### RECORD LIST
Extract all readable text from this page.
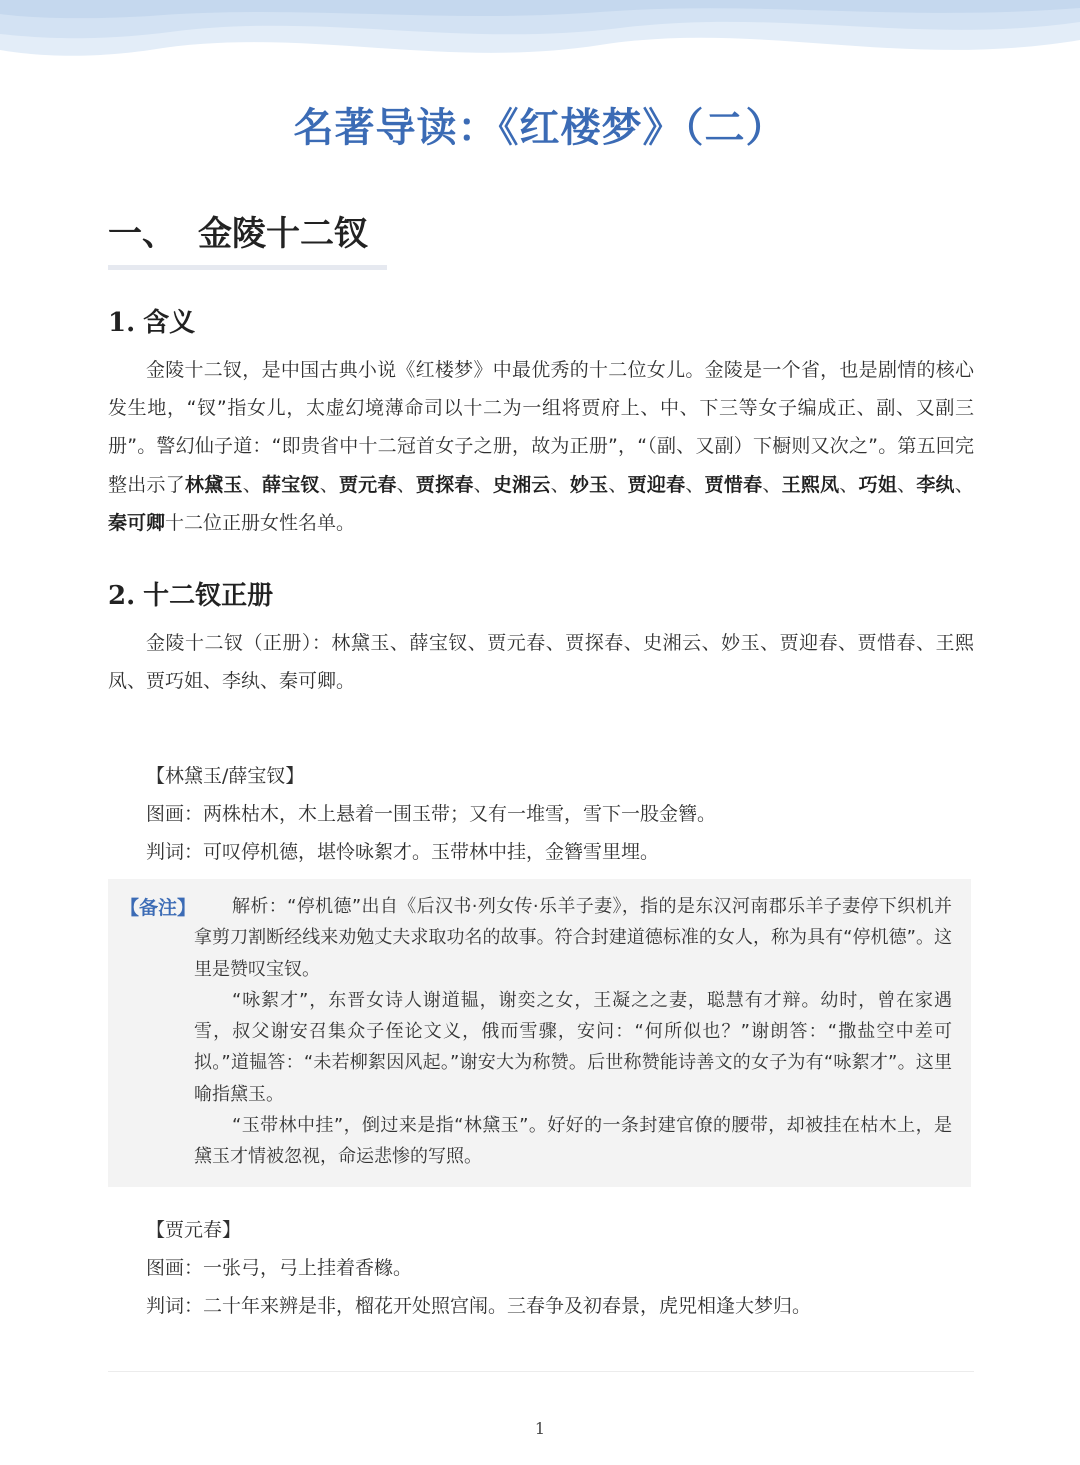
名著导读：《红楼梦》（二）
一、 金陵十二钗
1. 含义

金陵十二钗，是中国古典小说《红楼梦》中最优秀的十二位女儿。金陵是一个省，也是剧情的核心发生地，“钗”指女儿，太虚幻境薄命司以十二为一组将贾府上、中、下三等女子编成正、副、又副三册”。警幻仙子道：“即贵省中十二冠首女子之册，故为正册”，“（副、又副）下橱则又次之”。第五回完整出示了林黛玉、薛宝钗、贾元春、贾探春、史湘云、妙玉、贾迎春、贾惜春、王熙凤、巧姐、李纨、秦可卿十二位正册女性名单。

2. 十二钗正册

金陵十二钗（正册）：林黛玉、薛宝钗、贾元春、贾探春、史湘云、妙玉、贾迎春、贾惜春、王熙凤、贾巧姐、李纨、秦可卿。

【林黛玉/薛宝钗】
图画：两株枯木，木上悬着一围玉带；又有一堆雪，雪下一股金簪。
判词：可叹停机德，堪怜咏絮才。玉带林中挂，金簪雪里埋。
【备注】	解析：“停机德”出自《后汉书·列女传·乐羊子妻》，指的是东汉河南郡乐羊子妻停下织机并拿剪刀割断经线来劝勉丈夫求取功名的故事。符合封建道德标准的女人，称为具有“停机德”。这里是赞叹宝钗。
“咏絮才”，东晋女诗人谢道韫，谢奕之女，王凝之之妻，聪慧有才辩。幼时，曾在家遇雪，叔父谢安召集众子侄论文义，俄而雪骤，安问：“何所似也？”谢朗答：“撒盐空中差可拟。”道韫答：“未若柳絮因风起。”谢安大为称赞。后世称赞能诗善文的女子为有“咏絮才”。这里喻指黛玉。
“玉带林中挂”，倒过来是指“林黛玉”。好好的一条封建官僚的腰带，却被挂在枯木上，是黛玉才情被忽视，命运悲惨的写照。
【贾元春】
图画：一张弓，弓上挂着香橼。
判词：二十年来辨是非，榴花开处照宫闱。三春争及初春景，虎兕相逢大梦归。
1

* * *

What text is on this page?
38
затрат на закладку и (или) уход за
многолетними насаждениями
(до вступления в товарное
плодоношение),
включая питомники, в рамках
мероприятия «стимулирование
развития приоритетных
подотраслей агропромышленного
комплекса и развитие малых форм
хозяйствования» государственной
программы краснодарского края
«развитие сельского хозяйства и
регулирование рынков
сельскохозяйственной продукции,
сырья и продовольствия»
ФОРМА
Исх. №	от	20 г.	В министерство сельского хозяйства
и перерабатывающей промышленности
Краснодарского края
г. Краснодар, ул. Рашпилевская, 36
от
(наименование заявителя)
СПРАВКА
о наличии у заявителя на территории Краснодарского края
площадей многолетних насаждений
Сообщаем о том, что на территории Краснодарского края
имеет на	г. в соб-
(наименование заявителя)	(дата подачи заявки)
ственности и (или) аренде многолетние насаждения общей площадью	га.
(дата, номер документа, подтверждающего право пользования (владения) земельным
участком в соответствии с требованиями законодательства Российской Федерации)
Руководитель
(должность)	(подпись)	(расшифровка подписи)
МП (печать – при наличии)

### TASK OBJECTIVE
Copy every line above that includes the string "края".

### WORKED ANSWER
программы краснодарского края
Краснодарского края
о наличии у заявителя на территории Краснодарского края
Сообщаем о том, что на территории Краснодарского края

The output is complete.